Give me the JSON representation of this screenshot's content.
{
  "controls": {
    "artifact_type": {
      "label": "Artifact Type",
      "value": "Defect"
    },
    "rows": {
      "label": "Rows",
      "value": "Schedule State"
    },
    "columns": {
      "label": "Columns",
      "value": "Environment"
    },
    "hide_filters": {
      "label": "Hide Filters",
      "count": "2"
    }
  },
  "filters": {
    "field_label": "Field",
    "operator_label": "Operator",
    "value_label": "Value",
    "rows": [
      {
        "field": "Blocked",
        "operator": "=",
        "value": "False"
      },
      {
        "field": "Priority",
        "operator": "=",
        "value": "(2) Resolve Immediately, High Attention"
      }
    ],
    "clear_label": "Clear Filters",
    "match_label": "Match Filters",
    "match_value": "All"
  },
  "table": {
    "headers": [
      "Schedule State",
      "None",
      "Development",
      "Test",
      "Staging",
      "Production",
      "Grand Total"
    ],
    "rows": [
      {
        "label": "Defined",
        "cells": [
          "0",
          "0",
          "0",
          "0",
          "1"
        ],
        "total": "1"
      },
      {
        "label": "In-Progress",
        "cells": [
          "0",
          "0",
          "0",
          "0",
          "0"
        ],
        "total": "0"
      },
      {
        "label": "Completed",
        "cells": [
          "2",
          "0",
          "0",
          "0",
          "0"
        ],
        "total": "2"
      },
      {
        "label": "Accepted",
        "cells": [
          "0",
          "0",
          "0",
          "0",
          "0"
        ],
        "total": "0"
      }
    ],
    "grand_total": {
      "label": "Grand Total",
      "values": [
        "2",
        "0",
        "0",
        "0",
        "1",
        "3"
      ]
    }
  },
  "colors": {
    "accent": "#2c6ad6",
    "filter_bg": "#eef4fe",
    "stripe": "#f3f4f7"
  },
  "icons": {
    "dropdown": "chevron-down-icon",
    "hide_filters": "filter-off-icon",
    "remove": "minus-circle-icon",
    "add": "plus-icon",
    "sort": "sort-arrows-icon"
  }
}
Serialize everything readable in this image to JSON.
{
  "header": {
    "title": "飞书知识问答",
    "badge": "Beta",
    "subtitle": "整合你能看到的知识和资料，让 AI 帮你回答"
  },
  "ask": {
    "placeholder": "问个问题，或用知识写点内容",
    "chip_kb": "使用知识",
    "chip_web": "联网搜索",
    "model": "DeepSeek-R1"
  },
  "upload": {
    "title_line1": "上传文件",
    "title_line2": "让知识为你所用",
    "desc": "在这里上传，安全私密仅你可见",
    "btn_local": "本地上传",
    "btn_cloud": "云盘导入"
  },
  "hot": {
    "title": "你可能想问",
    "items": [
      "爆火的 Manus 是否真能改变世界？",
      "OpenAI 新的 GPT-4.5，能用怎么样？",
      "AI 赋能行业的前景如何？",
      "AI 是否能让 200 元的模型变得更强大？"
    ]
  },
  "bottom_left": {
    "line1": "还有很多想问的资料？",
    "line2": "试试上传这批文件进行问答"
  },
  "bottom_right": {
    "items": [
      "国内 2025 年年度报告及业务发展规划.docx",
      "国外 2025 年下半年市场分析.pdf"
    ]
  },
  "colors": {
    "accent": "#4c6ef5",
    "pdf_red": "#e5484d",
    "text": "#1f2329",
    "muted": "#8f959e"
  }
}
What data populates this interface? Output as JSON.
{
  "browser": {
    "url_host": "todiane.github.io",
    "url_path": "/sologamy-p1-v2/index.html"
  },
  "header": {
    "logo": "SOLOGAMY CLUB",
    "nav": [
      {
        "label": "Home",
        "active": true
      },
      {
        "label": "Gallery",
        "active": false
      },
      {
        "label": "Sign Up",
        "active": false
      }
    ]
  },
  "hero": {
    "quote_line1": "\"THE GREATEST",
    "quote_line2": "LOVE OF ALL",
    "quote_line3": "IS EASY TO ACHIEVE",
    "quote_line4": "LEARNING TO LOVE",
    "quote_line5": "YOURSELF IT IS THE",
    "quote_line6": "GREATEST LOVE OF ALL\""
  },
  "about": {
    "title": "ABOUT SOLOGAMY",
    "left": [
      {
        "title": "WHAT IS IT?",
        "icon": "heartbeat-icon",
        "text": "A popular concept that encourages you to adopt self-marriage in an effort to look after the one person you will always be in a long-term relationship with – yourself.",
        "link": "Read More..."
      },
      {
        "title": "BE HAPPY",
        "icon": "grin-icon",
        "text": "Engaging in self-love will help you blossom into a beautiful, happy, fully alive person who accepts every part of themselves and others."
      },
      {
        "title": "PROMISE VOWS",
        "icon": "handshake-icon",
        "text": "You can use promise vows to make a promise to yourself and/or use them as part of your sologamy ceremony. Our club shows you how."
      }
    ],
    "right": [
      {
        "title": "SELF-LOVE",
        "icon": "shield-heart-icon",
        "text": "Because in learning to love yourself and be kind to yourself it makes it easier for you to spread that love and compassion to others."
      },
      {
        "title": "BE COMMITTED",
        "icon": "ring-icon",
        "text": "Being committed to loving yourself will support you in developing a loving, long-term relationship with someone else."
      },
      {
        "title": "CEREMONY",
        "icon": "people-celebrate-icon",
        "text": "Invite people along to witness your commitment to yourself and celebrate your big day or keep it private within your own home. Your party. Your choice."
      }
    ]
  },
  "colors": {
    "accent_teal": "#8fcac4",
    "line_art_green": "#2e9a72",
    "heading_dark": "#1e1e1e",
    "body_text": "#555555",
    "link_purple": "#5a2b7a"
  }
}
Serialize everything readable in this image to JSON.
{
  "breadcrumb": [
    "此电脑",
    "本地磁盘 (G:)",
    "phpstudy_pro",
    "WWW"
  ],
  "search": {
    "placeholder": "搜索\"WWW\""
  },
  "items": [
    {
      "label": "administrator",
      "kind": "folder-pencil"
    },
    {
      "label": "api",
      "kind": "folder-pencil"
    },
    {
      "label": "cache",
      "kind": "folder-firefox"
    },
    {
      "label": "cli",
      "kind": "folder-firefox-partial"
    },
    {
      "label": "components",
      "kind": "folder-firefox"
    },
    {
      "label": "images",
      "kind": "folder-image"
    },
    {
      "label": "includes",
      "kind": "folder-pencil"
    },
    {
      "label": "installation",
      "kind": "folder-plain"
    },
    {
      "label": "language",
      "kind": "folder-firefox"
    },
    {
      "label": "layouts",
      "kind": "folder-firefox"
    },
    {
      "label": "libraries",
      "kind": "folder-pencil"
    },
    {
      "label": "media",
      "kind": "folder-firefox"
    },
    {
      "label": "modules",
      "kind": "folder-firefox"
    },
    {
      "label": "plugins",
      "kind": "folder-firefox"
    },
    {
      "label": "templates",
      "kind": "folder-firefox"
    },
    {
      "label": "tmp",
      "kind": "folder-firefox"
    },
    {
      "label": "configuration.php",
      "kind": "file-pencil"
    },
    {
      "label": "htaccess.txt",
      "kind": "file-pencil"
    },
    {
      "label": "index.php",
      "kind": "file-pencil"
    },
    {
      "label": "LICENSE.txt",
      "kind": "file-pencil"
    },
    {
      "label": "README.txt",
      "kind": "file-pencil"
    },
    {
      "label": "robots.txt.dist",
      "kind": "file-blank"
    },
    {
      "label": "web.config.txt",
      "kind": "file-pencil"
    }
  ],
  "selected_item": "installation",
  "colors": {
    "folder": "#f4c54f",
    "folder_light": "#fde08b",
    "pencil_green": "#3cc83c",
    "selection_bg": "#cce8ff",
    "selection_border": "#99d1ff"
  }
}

● What needs to be done
Determine how many lines of the listing above hold the word "will". Report that number without anything else.

● Full solution
3